- Exercise aim
Quote every line of the data below as it stands, omitting pictures.

- Material for the task
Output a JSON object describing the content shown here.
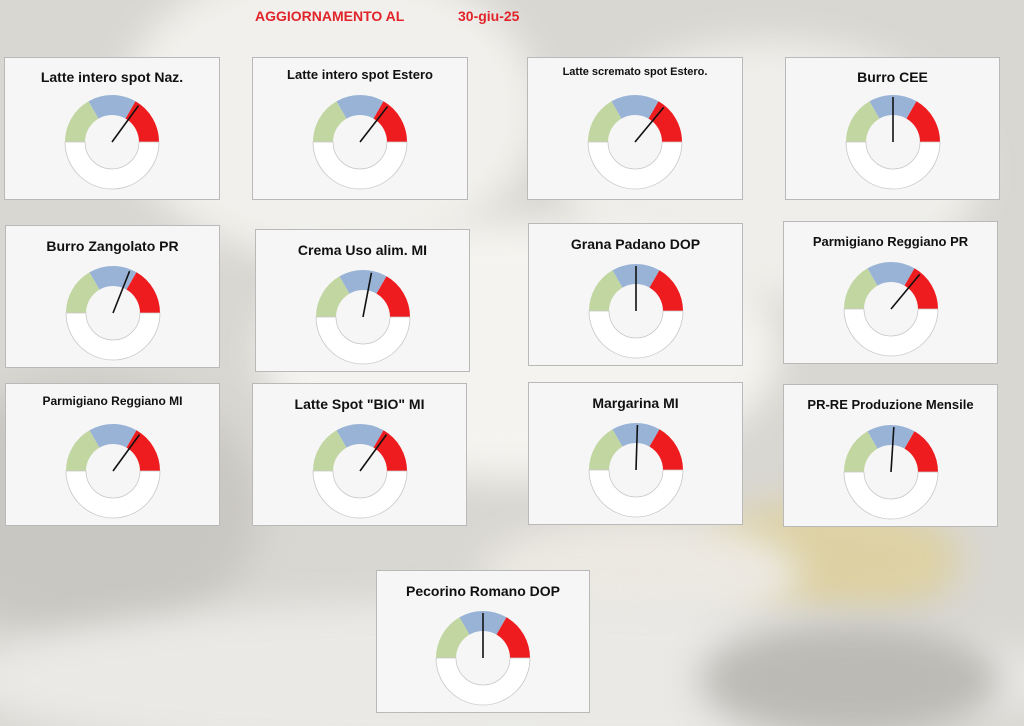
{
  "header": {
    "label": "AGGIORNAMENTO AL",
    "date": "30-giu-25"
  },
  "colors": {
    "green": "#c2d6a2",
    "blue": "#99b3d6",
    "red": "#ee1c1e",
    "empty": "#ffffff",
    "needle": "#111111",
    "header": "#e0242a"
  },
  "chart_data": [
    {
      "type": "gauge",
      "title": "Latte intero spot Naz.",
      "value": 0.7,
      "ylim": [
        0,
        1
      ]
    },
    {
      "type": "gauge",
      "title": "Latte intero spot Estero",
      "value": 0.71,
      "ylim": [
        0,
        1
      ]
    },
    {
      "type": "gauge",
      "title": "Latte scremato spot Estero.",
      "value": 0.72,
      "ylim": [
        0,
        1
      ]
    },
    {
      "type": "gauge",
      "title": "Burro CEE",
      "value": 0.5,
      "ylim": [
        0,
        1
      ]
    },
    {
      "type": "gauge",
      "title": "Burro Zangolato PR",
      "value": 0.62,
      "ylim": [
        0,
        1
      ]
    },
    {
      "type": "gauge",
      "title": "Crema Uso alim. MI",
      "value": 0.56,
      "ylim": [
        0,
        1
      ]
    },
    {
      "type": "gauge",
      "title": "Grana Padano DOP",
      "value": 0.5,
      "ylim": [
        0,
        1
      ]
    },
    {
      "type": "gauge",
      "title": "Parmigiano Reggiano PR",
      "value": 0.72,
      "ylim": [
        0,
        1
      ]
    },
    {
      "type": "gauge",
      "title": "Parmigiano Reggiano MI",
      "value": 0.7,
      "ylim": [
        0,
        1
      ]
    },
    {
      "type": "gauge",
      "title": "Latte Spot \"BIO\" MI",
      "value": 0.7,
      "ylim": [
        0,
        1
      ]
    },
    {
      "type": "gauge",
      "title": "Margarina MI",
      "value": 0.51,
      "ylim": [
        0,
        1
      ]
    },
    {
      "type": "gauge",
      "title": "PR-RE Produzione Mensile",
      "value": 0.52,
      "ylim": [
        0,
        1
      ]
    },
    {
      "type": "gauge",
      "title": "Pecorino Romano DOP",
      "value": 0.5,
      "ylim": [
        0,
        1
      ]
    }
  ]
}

- Result of this task
Output a JSON object describing the content shown here.
{
  "header": {
    "label": "AGGIORNAMENTO AL",
    "date": "30-giu-25"
  },
  "colors": {
    "green": "#c2d6a2",
    "blue": "#99b3d6",
    "red": "#ee1c1e",
    "empty": "#ffffff",
    "needle": "#111111",
    "header": "#e0242a"
  },
  "chart_data": [
    {
      "type": "gauge",
      "title": "Latte intero spot Naz.",
      "value": 0.7,
      "ylim": [
        0,
        1
      ]
    },
    {
      "type": "gauge",
      "title": "Latte intero spot Estero",
      "value": 0.71,
      "ylim": [
        0,
        1
      ]
    },
    {
      "type": "gauge",
      "title": "Latte scremato spot Estero.",
      "value": 0.72,
      "ylim": [
        0,
        1
      ]
    },
    {
      "type": "gauge",
      "title": "Burro CEE",
      "value": 0.5,
      "ylim": [
        0,
        1
      ]
    },
    {
      "type": "gauge",
      "title": "Burro Zangolato PR",
      "value": 0.62,
      "ylim": [
        0,
        1
      ]
    },
    {
      "type": "gauge",
      "title": "Crema Uso alim. MI",
      "value": 0.56,
      "ylim": [
        0,
        1
      ]
    },
    {
      "type": "gauge",
      "title": "Grana Padano DOP",
      "value": 0.5,
      "ylim": [
        0,
        1
      ]
    },
    {
      "type": "gauge",
      "title": "Parmigiano Reggiano PR",
      "value": 0.72,
      "ylim": [
        0,
        1
      ]
    },
    {
      "type": "gauge",
      "title": "Parmigiano Reggiano MI",
      "value": 0.7,
      "ylim": [
        0,
        1
      ]
    },
    {
      "type": "gauge",
      "title": "Latte Spot \"BIO\" MI",
      "value": 0.7,
      "ylim": [
        0,
        1
      ]
    },
    {
      "type": "gauge",
      "title": "Margarina MI",
      "value": 0.51,
      "ylim": [
        0,
        1
      ]
    },
    {
      "type": "gauge",
      "title": "PR-RE Produzione Mensile",
      "value": 0.52,
      "ylim": [
        0,
        1
      ]
    },
    {
      "type": "gauge",
      "title": "Pecorino Romano DOP",
      "value": 0.5,
      "ylim": [
        0,
        1
      ]
    }
  ]
}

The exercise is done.